# Stored data:
BEGIN

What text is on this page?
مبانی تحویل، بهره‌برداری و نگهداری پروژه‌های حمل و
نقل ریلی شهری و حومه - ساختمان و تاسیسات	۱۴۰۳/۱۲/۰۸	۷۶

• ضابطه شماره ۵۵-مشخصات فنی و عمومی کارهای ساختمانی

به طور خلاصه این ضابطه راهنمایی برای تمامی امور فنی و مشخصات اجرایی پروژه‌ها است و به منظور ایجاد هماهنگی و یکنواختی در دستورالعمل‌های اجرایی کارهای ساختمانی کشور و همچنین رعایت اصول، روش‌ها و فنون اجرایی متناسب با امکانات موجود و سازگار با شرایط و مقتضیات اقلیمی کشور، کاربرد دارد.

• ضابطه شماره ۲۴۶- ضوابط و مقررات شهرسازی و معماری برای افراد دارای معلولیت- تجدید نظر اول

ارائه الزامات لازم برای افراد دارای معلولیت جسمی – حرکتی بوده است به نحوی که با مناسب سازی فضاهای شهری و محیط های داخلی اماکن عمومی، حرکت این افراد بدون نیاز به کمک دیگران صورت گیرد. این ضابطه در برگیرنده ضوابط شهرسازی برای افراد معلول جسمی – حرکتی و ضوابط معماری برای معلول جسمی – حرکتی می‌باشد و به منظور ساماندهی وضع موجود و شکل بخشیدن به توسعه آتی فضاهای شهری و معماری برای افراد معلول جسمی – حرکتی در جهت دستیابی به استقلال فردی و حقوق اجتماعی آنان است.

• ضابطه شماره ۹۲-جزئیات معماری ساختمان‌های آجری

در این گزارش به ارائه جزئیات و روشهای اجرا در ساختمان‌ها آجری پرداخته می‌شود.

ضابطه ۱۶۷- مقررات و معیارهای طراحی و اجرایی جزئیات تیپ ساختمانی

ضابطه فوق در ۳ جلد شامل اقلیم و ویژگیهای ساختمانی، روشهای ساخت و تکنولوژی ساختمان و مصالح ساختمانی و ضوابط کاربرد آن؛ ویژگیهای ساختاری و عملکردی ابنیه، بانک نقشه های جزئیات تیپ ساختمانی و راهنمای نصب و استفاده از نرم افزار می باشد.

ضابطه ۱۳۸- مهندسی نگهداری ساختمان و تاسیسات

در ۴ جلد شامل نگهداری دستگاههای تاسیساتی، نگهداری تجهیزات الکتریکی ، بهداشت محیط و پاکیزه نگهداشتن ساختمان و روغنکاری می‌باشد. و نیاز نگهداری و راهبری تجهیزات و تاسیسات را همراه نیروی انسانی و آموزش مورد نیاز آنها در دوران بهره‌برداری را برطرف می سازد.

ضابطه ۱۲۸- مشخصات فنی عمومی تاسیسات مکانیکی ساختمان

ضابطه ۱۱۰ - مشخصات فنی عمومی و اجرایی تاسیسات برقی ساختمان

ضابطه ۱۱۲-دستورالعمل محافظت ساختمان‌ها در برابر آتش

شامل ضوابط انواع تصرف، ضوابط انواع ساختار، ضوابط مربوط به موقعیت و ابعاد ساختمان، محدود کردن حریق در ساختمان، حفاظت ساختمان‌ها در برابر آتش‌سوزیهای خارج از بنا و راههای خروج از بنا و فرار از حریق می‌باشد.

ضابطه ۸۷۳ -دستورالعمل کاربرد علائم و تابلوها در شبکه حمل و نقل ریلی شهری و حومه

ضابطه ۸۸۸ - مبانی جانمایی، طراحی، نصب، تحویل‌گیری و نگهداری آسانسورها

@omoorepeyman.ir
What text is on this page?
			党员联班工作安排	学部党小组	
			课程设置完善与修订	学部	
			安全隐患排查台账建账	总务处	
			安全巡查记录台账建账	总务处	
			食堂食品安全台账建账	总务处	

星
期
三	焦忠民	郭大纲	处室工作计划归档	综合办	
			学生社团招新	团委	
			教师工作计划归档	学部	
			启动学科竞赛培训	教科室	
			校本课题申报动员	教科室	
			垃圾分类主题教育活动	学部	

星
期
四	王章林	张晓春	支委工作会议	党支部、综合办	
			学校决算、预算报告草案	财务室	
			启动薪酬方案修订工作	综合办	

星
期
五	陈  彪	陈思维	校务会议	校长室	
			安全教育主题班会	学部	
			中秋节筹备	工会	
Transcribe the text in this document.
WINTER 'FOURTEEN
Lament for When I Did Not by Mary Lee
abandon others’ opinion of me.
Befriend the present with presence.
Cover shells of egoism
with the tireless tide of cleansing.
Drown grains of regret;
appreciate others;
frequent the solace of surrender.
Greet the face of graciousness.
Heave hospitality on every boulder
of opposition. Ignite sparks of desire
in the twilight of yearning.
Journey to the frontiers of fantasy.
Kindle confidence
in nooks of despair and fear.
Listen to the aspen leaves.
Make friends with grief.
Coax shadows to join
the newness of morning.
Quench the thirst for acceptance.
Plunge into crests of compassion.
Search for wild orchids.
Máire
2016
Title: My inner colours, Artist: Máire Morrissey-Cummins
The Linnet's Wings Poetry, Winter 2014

END

# GIVEN PROBLEM:
The records above are to be copied in full, exactly as written.

# COMPLETE OUTPUT:
What text is on this page?
مبانی تحویل، بهره‌برداری و نگهداری پروژه‌های حمل و
نقل ریلی شهری و حومه - ساختمان و تاسیسات	۱۴۰۳/۱۲/۰۸	۷۶

• ضابطه شماره ۵۵-مشخصات فنی و عمومی کارهای ساختمانی

به طور خلاصه این ضابطه راهنمایی برای تمامی امور فنی و مشخصات اجرایی پروژه‌ها است و به منظور ایجاد هماهنگی و یکنواختی در دستورالعمل‌های اجرایی کارهای ساختمانی کشور و همچنین رعایت اصول، روش‌ها و فنون اجرایی متناسب با امکانات موجود و سازگار با شرایط و مقتضیات اقلیمی کشور، کاربرد دارد.

• ضابطه شماره ۲۴۶- ضوابط و مقررات شهرسازی و معماری برای افراد دارای معلولیت- تجدید نظر اول

ارائه الزامات لازم برای افراد دارای معلولیت جسمی – حرکتی بوده است به نحوی که با مناسب سازی فضاهای شهری و محیط های داخلی اماکن عمومی، حرکت این افراد بدون نیاز به کمک دیگران صورت گیرد. این ضابطه در برگیرنده ضوابط شهرسازی برای افراد معلول جسمی – حرکتی و ضوابط معماری برای معلول جسمی – حرکتی می‌باشد و به منظور ساماندهی وضع موجود و شکل بخشیدن به توسعه آتی فضاهای شهری و معماری برای افراد معلول جسمی – حرکتی در جهت دستیابی به استقلال فردی و حقوق اجتماعی آنان است.

• ضابطه شماره ۹۲-جزئیات معماری ساختمان‌های آجری

در این گزارش به ارائه جزئیات و روشهای اجرا در ساختمان‌ها آجری پرداخته می‌شود.

ضابطه ۱۶۷- مقررات و معیارهای طراحی و اجرایی جزئیات تیپ ساختمانی

ضابطه فوق در ۳ جلد شامل اقلیم و ویژگیهای ساختمانی، روشهای ساخت و تکنولوژی ساختمان و مصالح ساختمانی و ضوابط کاربرد آن؛ ویژگیهای ساختاری و عملکردی ابنیه، بانک نقشه های جزئیات تیپ ساختمانی و راهنمای نصب و استفاده از نرم افزار می باشد.

ضابطه ۱۳۸- مهندسی نگهداری ساختمان و تاسیسات

در ۴ جلد شامل نگهداری دستگاههای تاسیساتی، نگهداری تجهیزات الکتریکی ، بهداشت محیط و پاکیزه نگهداشتن ساختمان و روغنکاری می‌باشد. و نیاز نگهداری و راهبری تجهیزات و تاسیسات را همراه نیروی انسانی و آموزش مورد نیاز آنها در دوران بهره‌برداری را برطرف می سازد.

ضابطه ۱۲۸- مشخصات فنی عمومی تاسیسات مکانیکی ساختمان

ضابطه ۱۱۰ - مشخصات فنی عمومی و اجرایی تاسیسات برقی ساختمان

ضابطه ۱۱۲-دستورالعمل محافظت ساختمان‌ها در برابر آتش

شامل ضوابط انواع تصرف، ضوابط انواع ساختار، ضوابط مربوط به موقعیت و ابعاد ساختمان، محدود کردن حریق در ساختمان، حفاظت ساختمان‌ها در برابر آتش‌سوزیهای خارج از بنا و راههای خروج از بنا و فرار از حریق می‌باشد.

ضابطه ۸۷۳ -دستورالعمل کاربرد علائم و تابلوها در شبکه حمل و نقل ریلی شهری و حومه

ضابطه ۸۸۸ - مبانی جانمایی، طراحی، نصب، تحویل‌گیری و نگهداری آسانسورها

@omoorepeyman.ir
What text is on this page?
			党员联班工作安排	学部党小组	
			课程设置完善与修订	学部	
			安全隐患排查台账建账	总务处	
			安全巡查记录台账建账	总务处	
			食堂食品安全台账建账	总务处	

星
期
三	焦忠民	郭大纲	处室工作计划归档	综合办	
			学生社团招新	团委	
			教师工作计划归档	学部	
			启动学科竞赛培训	教科室	
			校本课题申报动员	教科室	
			垃圾分类主题教育活动	学部	

星
期
四	王章林	张晓春	支委工作会议	党支部、综合办	
			学校决算、预算报告草案	财务室	
			启动薪酬方案修订工作	综合办	

星
期
五	陈  彪	陈思维	校务会议	校长室	
			安全教育主题班会	学部	
			中秋节筹备	工会	
Transcribe the text in this document.
WINTER 'FOURTEEN
Lament for When I Did Not by Mary Lee
abandon others’ opinion of me.
Befriend the present with presence.
Cover shells of egoism
with the tireless tide of cleansing.
Drown grains of regret;
appreciate others;
frequent the solace of surrender.
Greet the face of graciousness.
Heave hospitality on every boulder
of opposition. Ignite sparks of desire
in the twilight of yearning.
Journey to the frontiers of fantasy.
Kindle confidence
in nooks of despair and fear.
Listen to the aspen leaves.
Make friends with grief.
Coax shadows to join
the newness of morning.
Quench the thirst for acceptance.
Plunge into crests of compassion.
Search for wild orchids.
Máire
2016
Title: My inner colours, Artist: Máire Morrissey-Cummins
The Linnet's Wings Poetry, Winter 2014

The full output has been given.